### Given records
-*-*-
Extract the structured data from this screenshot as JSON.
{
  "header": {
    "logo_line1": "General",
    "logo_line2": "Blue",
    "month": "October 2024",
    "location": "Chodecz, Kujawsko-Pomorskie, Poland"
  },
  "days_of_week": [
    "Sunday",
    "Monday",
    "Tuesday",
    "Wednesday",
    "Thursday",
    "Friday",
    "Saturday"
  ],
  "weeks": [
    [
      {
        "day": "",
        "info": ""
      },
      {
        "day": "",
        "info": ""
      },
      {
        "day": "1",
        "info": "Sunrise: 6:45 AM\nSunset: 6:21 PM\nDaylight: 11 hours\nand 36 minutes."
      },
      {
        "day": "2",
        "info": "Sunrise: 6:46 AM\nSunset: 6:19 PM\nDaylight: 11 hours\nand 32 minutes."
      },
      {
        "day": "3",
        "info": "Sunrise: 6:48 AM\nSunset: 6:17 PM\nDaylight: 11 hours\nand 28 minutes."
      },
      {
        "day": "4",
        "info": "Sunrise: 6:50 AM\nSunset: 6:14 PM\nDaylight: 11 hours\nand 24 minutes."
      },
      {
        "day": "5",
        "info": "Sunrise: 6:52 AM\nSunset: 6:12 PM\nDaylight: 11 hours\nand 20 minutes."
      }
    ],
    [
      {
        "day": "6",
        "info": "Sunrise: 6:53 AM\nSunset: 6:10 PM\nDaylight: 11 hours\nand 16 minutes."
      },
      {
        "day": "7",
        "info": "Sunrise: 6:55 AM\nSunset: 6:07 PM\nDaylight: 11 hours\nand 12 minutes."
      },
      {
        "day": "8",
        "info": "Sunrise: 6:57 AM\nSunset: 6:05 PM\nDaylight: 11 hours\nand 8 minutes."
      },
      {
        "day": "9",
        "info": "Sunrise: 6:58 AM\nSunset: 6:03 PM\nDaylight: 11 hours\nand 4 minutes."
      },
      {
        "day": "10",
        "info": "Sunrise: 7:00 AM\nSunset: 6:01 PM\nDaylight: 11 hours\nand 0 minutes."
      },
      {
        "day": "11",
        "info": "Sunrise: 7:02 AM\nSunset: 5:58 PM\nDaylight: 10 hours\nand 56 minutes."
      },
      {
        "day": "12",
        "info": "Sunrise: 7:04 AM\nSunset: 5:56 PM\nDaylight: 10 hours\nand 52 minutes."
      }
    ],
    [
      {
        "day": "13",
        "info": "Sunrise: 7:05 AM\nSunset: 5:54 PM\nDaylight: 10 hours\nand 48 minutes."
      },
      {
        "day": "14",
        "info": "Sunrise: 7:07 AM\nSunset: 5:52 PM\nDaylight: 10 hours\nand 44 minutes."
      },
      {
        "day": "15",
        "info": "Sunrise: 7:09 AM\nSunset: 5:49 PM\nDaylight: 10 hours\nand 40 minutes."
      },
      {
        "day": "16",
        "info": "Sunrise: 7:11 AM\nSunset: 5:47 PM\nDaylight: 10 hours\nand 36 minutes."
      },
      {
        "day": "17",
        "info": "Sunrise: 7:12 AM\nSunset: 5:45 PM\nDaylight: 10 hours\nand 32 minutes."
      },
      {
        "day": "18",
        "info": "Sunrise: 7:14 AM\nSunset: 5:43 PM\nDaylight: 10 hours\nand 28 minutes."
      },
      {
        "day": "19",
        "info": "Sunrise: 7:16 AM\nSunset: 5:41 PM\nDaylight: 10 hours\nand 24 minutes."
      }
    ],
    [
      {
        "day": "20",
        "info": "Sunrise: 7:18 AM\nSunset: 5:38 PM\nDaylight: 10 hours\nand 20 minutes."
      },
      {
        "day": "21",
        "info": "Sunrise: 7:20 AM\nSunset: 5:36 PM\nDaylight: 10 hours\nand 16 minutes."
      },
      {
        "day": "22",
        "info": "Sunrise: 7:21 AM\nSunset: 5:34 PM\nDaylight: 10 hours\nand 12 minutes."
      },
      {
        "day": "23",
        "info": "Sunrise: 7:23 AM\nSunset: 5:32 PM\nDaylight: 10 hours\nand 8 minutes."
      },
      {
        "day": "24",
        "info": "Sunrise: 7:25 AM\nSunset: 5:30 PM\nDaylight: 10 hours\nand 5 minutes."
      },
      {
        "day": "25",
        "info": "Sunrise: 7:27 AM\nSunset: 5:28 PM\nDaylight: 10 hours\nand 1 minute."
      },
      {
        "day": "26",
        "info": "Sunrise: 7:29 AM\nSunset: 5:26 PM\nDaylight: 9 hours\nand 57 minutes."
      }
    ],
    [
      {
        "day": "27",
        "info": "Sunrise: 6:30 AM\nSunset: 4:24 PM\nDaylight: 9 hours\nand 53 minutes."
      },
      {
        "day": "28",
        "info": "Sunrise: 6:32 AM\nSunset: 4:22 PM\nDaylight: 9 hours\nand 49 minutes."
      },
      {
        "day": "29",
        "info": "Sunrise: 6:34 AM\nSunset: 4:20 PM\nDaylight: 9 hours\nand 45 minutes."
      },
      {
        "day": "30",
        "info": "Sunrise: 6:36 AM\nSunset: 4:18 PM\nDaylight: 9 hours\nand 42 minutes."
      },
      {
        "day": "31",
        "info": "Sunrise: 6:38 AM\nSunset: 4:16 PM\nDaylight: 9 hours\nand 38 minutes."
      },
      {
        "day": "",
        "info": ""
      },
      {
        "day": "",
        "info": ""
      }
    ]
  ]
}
-*-*-
### Aim
Return all of the entries exactly as written.

### Expected answer
Extract the structured data from this screenshot as JSON.
{
  "header": {
    "logo_line1": "General",
    "logo_line2": "Blue",
    "month": "October 2024",
    "location": "Chodecz, Kujawsko-Pomorskie, Poland"
  },
  "days_of_week": [
    "Sunday",
    "Monday",
    "Tuesday",
    "Wednesday",
    "Thursday",
    "Friday",
    "Saturday"
  ],
  "weeks": [
    [
      {
        "day": "",
        "info": ""
      },
      {
        "day": "",
        "info": ""
      },
      {
        "day": "1",
        "info": "Sunrise: 6:45 AM\nSunset: 6:21 PM\nDaylight: 11 hours\nand 36 minutes."
      },
      {
        "day": "2",
        "info": "Sunrise: 6:46 AM\nSunset: 6:19 PM\nDaylight: 11 hours\nand 32 minutes."
      },
      {
        "day": "3",
        "info": "Sunrise: 6:48 AM\nSunset: 6:17 PM\nDaylight: 11 hours\nand 28 minutes."
      },
      {
        "day": "4",
        "info": "Sunrise: 6:50 AM\nSunset: 6:14 PM\nDaylight: 11 hours\nand 24 minutes."
      },
      {
        "day": "5",
        "info": "Sunrise: 6:52 AM\nSunset: 6:12 PM\nDaylight: 11 hours\nand 20 minutes."
      }
    ],
    [
      {
        "day": "6",
        "info": "Sunrise: 6:53 AM\nSunset: 6:10 PM\nDaylight: 11 hours\nand 16 minutes."
      },
      {
        "day": "7",
        "info": "Sunrise: 6:55 AM\nSunset: 6:07 PM\nDaylight: 11 hours\nand 12 minutes."
      },
      {
        "day": "8",
        "info": "Sunrise: 6:57 AM\nSunset: 6:05 PM\nDaylight: 11 hours\nand 8 minutes."
      },
      {
        "day": "9",
        "info": "Sunrise: 6:58 AM\nSunset: 6:03 PM\nDaylight: 11 hours\nand 4 minutes."
      },
      {
        "day": "10",
        "info": "Sunrise: 7:00 AM\nSunset: 6:01 PM\nDaylight: 11 hours\nand 0 minutes."
      },
      {
        "day": "11",
        "info": "Sunrise: 7:02 AM\nSunset: 5:58 PM\nDaylight: 10 hours\nand 56 minutes."
      },
      {
        "day": "12",
        "info": "Sunrise: 7:04 AM\nSunset: 5:56 PM\nDaylight: 10 hours\nand 52 minutes."
      }
    ],
    [
      {
        "day": "13",
        "info": "Sunrise: 7:05 AM\nSunset: 5:54 PM\nDaylight: 10 hours\nand 48 minutes."
      },
      {
        "day": "14",
        "info": "Sunrise: 7:07 AM\nSunset: 5:52 PM\nDaylight: 10 hours\nand 44 minutes."
      },
      {
        "day": "15",
        "info": "Sunrise: 7:09 AM\nSunset: 5:49 PM\nDaylight: 10 hours\nand 40 minutes."
      },
      {
        "day": "16",
        "info": "Sunrise: 7:11 AM\nSunset: 5:47 PM\nDaylight: 10 hours\nand 36 minutes."
      },
      {
        "day": "17",
        "info": "Sunrise: 7:12 AM\nSunset: 5:45 PM\nDaylight: 10 hours\nand 32 minutes."
      },
      {
        "day": "18",
        "info": "Sunrise: 7:14 AM\nSunset: 5:43 PM\nDaylight: 10 hours\nand 28 minutes."
      },
      {
        "day": "19",
        "info": "Sunrise: 7:16 AM\nSunset: 5:41 PM\nDaylight: 10 hours\nand 24 minutes."
      }
    ],
    [
      {
        "day": "20",
        "info": "Sunrise: 7:18 AM\nSunset: 5:38 PM\nDaylight: 10 hours\nand 20 minutes."
      },
      {
        "day": "21",
        "info": "Sunrise: 7:20 AM\nSunset: 5:36 PM\nDaylight: 10 hours\nand 16 minutes."
      },
      {
        "day": "22",
        "info": "Sunrise: 7:21 AM\nSunset: 5:34 PM\nDaylight: 10 hours\nand 12 minutes."
      },
      {
        "day": "23",
        "info": "Sunrise: 7:23 AM\nSunset: 5:32 PM\nDaylight: 10 hours\nand 8 minutes."
      },
      {
        "day": "24",
        "info": "Sunrise: 7:25 AM\nSunset: 5:30 PM\nDaylight: 10 hours\nand 5 minutes."
      },
      {
        "day": "25",
        "info": "Sunrise: 7:27 AM\nSunset: 5:28 PM\nDaylight: 10 hours\nand 1 minute."
      },
      {
        "day": "26",
        "info": "Sunrise: 7:29 AM\nSunset: 5:26 PM\nDaylight: 9 hours\nand 57 minutes."
      }
    ],
    [
      {
        "day": "27",
        "info": "Sunrise: 6:30 AM\nSunset: 4:24 PM\nDaylight: 9 hours\nand 53 minutes."
      },
      {
        "day": "28",
        "info": "Sunrise: 6:32 AM\nSunset: 4:22 PM\nDaylight: 9 hours\nand 49 minutes."
      },
      {
        "day": "29",
        "info": "Sunrise: 6:34 AM\nSunset: 4:20 PM\nDaylight: 9 hours\nand 45 minutes."
      },
      {
        "day": "30",
        "info": "Sunrise: 6:36 AM\nSunset: 4:18 PM\nDaylight: 9 hours\nand 42 minutes."
      },
      {
        "day": "31",
        "info": "Sunrise: 6:38 AM\nSunset: 4:16 PM\nDaylight: 9 hours\nand 38 minutes."
      },
      {
        "day": "",
        "info": ""
      },
      {
        "day": "",
        "info": ""
      }
    ]
  ]
}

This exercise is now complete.